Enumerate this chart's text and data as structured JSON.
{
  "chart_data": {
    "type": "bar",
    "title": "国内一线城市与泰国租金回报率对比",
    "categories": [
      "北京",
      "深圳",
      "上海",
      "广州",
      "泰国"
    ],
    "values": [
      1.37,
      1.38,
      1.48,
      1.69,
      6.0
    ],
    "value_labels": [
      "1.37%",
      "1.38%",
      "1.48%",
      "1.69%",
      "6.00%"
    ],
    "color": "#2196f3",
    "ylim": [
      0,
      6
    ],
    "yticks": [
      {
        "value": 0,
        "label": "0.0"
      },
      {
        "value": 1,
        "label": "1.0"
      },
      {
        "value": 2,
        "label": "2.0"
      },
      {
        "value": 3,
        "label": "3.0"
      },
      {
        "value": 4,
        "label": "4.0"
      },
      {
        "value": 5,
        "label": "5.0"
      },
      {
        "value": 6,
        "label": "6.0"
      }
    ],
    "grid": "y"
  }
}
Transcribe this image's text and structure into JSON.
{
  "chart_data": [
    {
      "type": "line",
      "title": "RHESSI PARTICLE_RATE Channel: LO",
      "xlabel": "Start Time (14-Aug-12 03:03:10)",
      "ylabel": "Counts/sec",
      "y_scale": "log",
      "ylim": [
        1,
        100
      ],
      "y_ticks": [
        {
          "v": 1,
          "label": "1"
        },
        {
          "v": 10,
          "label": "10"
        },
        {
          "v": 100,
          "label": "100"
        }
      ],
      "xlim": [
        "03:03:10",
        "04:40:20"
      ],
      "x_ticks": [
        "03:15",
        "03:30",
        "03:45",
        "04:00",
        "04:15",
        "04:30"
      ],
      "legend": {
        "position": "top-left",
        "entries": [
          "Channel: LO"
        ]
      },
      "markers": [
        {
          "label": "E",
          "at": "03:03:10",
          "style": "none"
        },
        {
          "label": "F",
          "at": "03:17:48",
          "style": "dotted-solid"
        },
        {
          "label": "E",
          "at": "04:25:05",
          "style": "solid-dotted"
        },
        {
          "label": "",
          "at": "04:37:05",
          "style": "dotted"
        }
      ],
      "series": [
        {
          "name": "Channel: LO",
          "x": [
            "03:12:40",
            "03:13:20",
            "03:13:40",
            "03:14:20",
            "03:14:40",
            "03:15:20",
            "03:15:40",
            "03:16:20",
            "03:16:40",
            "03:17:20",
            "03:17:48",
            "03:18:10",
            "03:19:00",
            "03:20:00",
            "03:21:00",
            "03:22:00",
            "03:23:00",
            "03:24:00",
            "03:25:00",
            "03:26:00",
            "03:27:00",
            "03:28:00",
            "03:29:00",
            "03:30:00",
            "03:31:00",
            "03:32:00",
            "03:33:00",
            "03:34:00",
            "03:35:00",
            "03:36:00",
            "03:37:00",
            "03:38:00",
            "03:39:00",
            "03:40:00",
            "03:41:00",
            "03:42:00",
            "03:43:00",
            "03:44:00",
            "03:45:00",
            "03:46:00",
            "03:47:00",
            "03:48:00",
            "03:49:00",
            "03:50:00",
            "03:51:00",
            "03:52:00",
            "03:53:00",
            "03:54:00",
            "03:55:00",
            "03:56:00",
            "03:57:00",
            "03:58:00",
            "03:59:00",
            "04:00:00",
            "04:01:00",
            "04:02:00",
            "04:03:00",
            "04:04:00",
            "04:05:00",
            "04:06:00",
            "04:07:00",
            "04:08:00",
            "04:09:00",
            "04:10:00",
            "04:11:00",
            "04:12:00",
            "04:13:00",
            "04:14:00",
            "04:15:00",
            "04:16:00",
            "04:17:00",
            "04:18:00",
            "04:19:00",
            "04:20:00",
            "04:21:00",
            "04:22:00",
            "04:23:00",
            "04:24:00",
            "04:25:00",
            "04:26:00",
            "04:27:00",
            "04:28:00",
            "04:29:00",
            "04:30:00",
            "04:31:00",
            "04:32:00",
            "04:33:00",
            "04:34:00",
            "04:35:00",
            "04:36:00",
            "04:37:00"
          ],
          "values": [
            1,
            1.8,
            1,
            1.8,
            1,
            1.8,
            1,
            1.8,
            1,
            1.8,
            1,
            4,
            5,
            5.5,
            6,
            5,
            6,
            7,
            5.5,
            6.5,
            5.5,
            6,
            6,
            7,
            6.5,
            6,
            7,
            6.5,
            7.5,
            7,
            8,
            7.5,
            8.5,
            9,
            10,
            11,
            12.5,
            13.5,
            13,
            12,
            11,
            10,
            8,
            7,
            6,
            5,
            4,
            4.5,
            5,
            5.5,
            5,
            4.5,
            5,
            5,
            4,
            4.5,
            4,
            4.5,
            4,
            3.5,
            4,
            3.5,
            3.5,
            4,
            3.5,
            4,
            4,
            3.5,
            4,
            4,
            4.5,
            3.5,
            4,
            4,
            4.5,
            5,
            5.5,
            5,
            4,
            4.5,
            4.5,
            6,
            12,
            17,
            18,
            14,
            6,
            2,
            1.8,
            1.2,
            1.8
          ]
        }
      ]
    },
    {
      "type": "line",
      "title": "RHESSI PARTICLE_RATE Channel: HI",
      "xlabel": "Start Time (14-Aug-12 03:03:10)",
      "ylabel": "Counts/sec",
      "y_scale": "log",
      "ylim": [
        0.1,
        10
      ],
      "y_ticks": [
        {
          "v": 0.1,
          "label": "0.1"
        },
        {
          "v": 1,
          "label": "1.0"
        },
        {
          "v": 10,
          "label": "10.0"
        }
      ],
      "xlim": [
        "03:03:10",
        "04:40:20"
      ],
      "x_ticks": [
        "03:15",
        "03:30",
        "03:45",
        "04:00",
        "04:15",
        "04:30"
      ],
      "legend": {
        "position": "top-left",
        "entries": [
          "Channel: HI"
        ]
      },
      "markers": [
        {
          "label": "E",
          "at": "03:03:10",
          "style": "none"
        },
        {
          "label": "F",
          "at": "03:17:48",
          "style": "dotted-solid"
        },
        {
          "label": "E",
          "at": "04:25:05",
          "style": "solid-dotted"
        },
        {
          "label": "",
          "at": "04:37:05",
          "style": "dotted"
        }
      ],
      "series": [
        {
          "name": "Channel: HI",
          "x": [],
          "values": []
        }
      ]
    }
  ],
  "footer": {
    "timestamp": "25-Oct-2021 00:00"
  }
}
------------------------
Aim of the task:
Using the exact wording, write out all of the records.

Solution:
Enumerate this chart's text and data as structured JSON.
{
  "chart_data": {
    "type": "bar",
    "title": "国内一线城市与泰国租金回报率对比",
    "categories": [
      "北京",
      "深圳",
      "上海",
      "广州",
      "泰国"
    ],
    "values": [
      1.37,
      1.38,
      1.48,
      1.69,
      6.0
    ],
    "value_labels": [
      "1.37%",
      "1.38%",
      "1.48%",
      "1.69%",
      "6.00%"
    ],
    "color": "#2196f3",
    "ylim": [
      0,
      6
    ],
    "yticks": [
      {
        "value": 0,
        "label": "0.0"
      },
      {
        "value": 1,
        "label": "1.0"
      },
      {
        "value": 2,
        "label": "2.0"
      },
      {
        "value": 3,
        "label": "3.0"
      },
      {
        "value": 4,
        "label": "4.0"
      },
      {
        "value": 5,
        "label": "5.0"
      },
      {
        "value": 6,
        "label": "6.0"
      }
    ],
    "grid": "y"
  }
}
Transcribe this image's text and structure into JSON.
{
  "chart_data": [
    {
      "type": "line",
      "title": "RHESSI PARTICLE_RATE Channel: LO",
      "xlabel": "Start Time (14-Aug-12 03:03:10)",
      "ylabel": "Counts/sec",
      "y_scale": "log",
      "ylim": [
        1,
        100
      ],
      "y_ticks": [
        {
          "v": 1,
          "label": "1"
        },
        {
          "v": 10,
          "label": "10"
        },
        {
          "v": 100,
          "label": "100"
        }
      ],
      "xlim": [
        "03:03:10",
        "04:40:20"
      ],
      "x_ticks": [
        "03:15",
        "03:30",
        "03:45",
        "04:00",
        "04:15",
        "04:30"
      ],
      "legend": {
        "position": "top-left",
        "entries": [
          "Channel: LO"
        ]
      },
      "markers": [
        {
          "label": "E",
          "at": "03:03:10",
          "style": "none"
        },
        {
          "label": "F",
          "at": "03:17:48",
          "style": "dotted-solid"
        },
        {
          "label": "E",
          "at": "04:25:05",
          "style": "solid-dotted"
        },
        {
          "label": "",
          "at": "04:37:05",
          "style": "dotted"
        }
      ],
      "series": [
        {
          "name": "Channel: LO",
          "x": [
            "03:12:40",
            "03:13:20",
            "03:13:40",
            "03:14:20",
            "03:14:40",
            "03:15:20",
            "03:15:40",
            "03:16:20",
            "03:16:40",
            "03:17:20",
            "03:17:48",
            "03:18:10",
            "03:19:00",
            "03:20:00",
            "03:21:00",
            "03:22:00",
            "03:23:00",
            "03:24:00",
            "03:25:00",
            "03:26:00",
            "03:27:00",
            "03:28:00",
            "03:29:00",
            "03:30:00",
            "03:31:00",
            "03:32:00",
            "03:33:00",
            "03:34:00",
            "03:35:00",
            "03:36:00",
            "03:37:00",
            "03:38:00",
            "03:39:00",
            "03:40:00",
            "03:41:00",
            "03:42:00",
            "03:43:00",
            "03:44:00",
            "03:45:00",
            "03:46:00",
            "03:47:00",
            "03:48:00",
            "03:49:00",
            "03:50:00",
            "03:51:00",
            "03:52:00",
            "03:53:00",
            "03:54:00",
            "03:55:00",
            "03:56:00",
            "03:57:00",
            "03:58:00",
            "03:59:00",
            "04:00:00",
            "04:01:00",
            "04:02:00",
            "04:03:00",
            "04:04:00",
            "04:05:00",
            "04:06:00",
            "04:07:00",
            "04:08:00",
            "04:09:00",
            "04:10:00",
            "04:11:00",
            "04:12:00",
            "04:13:00",
            "04:14:00",
            "04:15:00",
            "04:16:00",
            "04:17:00",
            "04:18:00",
            "04:19:00",
            "04:20:00",
            "04:21:00",
            "04:22:00",
            "04:23:00",
            "04:24:00",
            "04:25:00",
            "04:26:00",
            "04:27:00",
            "04:28:00",
            "04:29:00",
            "04:30:00",
            "04:31:00",
            "04:32:00",
            "04:33:00",
            "04:34:00",
            "04:35:00",
            "04:36:00",
            "04:37:00"
          ],
          "values": [
            1,
            1.8,
            1,
            1.8,
            1,
            1.8,
            1,
            1.8,
            1,
            1.8,
            1,
            4,
            5,
            5.5,
            6,
            5,
            6,
            7,
            5.5,
            6.5,
            5.5,
            6,
            6,
            7,
            6.5,
            6,
            7,
            6.5,
            7.5,
            7,
            8,
            7.5,
            8.5,
            9,
            10,
            11,
            12.5,
            13.5,
            13,
            12,
            11,
            10,
            8,
            7,
            6,
            5,
            4,
            4.5,
            5,
            5.5,
            5,
            4.5,
            5,
            5,
            4,
            4.5,
            4,
            4.5,
            4,
            3.5,
            4,
            3.5,
            3.5,
            4,
            3.5,
            4,
            4,
            3.5,
            4,
            4,
            4.5,
            3.5,
            4,
            4,
            4.5,
            5,
            5.5,
            5,
            4,
            4.5,
            4.5,
            6,
            12,
            17,
            18,
            14,
            6,
            2,
            1.8,
            1.2,
            1.8
          ]
        }
      ]
    },
    {
      "type": "line",
      "title": "RHESSI PARTICLE_RATE Channel: HI",
      "xlabel": "Start Time (14-Aug-12 03:03:10)",
      "ylabel": "Counts/sec",
      "y_scale": "log",
      "ylim": [
        0.1,
        10
      ],
      "y_ticks": [
        {
          "v": 0.1,
          "label": "0.1"
        },
        {
          "v": 1,
          "label": "1.0"
        },
        {
          "v": 10,
          "label": "10.0"
        }
      ],
      "xlim": [
        "03:03:10",
        "04:40:20"
      ],
      "x_ticks": [
        "03:15",
        "03:30",
        "03:45",
        "04:00",
        "04:15",
        "04:30"
      ],
      "legend": {
        "position": "top-left",
        "entries": [
          "Channel: HI"
        ]
      },
      "markers": [
        {
          "label": "E",
          "at": "03:03:10",
          "style": "none"
        },
        {
          "label": "F",
          "at": "03:17:48",
          "style": "dotted-solid"
        },
        {
          "label": "E",
          "at": "04:25:05",
          "style": "solid-dotted"
        },
        {
          "label": "",
          "at": "04:37:05",
          "style": "dotted"
        }
      ],
      "series": [
        {
          "name": "Channel: HI",
          "x": [],
          "values": []
        }
      ]
    }
  ],
  "footer": {
    "timestamp": "25-Oct-2021 00:00"
  }
}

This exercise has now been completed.